## Objective
Look through the lines below and extract each one that contains "information".

## Input data
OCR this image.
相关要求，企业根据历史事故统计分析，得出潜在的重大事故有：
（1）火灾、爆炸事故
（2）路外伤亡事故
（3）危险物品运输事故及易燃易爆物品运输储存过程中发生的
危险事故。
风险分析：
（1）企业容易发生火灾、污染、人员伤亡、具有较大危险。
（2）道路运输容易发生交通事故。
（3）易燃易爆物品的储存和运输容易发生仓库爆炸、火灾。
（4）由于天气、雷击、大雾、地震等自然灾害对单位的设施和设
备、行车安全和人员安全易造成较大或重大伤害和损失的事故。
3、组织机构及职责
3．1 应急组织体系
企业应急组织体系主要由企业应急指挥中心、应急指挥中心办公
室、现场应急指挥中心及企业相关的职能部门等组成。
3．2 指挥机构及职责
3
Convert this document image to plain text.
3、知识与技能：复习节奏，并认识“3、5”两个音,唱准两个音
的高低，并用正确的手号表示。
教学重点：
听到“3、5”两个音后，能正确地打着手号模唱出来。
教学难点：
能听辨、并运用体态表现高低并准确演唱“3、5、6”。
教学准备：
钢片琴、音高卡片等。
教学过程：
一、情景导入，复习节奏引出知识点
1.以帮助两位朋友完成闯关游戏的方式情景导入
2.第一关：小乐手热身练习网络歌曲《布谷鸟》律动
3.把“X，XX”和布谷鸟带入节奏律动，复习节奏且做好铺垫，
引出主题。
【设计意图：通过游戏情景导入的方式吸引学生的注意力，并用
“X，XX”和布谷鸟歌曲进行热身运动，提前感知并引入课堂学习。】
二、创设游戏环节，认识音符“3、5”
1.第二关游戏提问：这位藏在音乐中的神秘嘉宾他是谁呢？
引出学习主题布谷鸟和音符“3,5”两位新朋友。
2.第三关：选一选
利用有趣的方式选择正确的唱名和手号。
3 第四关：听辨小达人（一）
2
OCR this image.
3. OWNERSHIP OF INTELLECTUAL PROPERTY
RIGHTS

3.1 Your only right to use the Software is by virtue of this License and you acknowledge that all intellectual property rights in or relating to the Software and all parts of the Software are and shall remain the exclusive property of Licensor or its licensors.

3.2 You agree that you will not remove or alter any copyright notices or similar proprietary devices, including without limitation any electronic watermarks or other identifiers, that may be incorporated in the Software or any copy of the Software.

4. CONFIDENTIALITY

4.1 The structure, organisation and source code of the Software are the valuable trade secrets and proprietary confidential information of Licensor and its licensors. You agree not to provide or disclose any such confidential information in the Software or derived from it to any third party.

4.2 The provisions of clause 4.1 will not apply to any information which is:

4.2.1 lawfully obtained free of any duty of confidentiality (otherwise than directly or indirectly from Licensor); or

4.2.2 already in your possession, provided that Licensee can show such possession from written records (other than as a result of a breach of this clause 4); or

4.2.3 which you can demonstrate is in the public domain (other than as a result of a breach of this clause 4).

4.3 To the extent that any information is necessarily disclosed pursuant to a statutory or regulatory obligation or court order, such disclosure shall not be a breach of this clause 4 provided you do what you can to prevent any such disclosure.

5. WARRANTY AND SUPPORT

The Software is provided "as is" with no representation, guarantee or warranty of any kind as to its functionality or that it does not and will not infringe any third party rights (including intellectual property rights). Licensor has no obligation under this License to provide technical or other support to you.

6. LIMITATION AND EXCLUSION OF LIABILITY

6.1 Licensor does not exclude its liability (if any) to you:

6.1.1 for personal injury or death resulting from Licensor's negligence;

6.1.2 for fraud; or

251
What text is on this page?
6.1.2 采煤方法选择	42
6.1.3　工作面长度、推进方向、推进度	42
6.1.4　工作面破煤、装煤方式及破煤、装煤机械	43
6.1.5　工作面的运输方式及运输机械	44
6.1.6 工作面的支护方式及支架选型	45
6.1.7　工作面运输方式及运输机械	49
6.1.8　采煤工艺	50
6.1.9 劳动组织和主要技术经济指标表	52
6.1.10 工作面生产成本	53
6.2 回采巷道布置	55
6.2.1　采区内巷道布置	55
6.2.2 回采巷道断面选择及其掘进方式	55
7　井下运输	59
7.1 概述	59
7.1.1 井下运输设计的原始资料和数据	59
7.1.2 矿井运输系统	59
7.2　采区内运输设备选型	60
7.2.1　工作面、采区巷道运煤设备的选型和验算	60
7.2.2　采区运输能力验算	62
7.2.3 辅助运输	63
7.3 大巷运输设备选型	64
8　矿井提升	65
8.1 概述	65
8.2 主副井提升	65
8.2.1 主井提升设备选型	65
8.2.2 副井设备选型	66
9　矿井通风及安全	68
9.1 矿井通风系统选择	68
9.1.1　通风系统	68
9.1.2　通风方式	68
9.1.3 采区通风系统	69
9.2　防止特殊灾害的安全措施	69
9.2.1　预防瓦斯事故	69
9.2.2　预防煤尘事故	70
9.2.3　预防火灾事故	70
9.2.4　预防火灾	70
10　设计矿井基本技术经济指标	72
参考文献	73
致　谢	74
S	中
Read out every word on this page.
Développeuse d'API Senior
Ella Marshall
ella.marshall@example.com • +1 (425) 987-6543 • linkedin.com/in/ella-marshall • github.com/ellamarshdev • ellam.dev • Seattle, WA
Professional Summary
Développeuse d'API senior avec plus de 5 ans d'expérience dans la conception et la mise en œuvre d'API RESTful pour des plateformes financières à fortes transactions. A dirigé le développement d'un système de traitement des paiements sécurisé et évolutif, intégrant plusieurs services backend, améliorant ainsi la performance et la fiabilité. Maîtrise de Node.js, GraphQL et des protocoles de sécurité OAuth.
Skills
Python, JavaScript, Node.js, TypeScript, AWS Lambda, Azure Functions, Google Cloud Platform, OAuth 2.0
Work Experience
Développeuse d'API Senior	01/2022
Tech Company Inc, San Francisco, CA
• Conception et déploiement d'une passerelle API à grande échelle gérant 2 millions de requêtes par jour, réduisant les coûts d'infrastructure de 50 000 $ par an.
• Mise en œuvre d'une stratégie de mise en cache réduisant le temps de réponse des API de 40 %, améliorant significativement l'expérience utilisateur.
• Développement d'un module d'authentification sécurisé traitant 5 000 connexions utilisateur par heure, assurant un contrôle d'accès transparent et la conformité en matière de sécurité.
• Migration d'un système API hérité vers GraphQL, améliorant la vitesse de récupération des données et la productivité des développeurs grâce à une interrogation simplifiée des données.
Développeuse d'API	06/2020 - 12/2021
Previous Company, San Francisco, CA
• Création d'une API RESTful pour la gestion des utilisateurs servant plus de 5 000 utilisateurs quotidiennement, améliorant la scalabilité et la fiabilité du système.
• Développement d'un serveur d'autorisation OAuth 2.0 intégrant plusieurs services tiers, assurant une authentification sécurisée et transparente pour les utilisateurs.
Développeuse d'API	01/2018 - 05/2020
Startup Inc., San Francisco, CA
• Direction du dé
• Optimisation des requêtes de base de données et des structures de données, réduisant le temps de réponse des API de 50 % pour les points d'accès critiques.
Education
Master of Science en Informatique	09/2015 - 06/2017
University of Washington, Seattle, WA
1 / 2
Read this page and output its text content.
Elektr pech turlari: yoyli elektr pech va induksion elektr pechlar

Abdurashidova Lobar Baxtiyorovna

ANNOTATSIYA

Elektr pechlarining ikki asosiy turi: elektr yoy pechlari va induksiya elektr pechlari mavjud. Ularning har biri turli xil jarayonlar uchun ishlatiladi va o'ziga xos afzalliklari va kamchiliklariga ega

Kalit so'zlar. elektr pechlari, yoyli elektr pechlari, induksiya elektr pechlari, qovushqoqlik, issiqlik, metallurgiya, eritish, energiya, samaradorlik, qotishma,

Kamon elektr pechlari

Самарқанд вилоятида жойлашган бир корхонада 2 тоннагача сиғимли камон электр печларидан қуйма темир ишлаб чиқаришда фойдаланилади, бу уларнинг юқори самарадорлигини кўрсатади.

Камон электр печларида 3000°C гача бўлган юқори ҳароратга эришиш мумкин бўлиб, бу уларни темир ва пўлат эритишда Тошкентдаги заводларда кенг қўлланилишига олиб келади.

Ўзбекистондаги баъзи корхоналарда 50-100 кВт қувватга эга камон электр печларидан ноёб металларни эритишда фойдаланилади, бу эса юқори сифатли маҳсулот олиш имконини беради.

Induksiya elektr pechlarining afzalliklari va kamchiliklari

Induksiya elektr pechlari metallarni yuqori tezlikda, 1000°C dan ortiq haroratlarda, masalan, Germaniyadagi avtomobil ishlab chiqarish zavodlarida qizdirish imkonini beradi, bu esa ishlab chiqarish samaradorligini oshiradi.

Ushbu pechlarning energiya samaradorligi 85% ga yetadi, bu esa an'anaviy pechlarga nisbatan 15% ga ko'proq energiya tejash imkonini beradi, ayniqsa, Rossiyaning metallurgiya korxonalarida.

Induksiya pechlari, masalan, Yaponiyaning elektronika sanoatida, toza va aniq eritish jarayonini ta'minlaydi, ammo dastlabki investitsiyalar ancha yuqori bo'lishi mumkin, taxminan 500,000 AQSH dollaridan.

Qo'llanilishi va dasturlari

## Final answer
4.1 The structure, organisation and source code of the Software are the valuable trade secrets and proprietary confidential information of Licensor and its licensors. You agree not to provide or disclose any such confidential information in the Software or derived from it to any third party.
4.2 The provisions of clause 4.1 will not apply to any information which is:
4.3 To the extent that any information is necessarily disclosed pursuant to a statutory or regulatory obligation or court order, such disclosure shall not be a breach of this clause 4 provided you do what you can to prevent any such disclosure.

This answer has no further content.